WORK TO DO: Output the lines that follow exactly as they are.

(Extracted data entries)
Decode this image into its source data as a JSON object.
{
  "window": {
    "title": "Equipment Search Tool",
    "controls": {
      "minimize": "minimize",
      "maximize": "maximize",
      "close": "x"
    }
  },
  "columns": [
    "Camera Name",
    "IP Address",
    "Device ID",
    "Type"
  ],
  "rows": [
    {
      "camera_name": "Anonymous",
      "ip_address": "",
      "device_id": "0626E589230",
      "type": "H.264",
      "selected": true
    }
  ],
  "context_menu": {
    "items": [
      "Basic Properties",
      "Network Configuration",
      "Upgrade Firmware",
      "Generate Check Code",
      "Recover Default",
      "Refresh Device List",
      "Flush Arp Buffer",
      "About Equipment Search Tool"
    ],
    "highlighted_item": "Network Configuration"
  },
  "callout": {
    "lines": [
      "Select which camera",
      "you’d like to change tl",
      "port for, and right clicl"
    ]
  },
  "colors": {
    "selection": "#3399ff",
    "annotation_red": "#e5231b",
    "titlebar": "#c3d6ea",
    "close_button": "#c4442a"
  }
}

SOLVED EXERCISE:
Decode this image into its source data as a JSON object.
{
  "window": {
    "title": "Equipment Search Tool",
    "controls": {
      "minimize": "minimize",
      "maximize": "maximize",
      "close": "x"
    }
  },
  "columns": [
    "Camera Name",
    "IP Address",
    "Device ID",
    "Type"
  ],
  "rows": [
    {
      "camera_name": "Anonymous",
      "ip_address": "",
      "device_id": "0626E589230",
      "type": "H.264",
      "selected": true
    }
  ],
  "context_menu": {
    "items": [
      "Basic Properties",
      "Network Configuration",
      "Upgrade Firmware",
      "Generate Check Code",
      "Recover Default",
      "Refresh Device List",
      "Flush Arp Buffer",
      "About Equipment Search Tool"
    ],
    "highlighted_item": "Network Configuration"
  },
  "callout": {
    "lines": [
      "Select which camera",
      "you’d like to change tl",
      "port for, and right clicl"
    ]
  },
  "colors": {
    "selection": "#3399ff",
    "annotation_red": "#e5231b",
    "titlebar": "#c3d6ea",
    "close_button": "#c4442a"
  }
}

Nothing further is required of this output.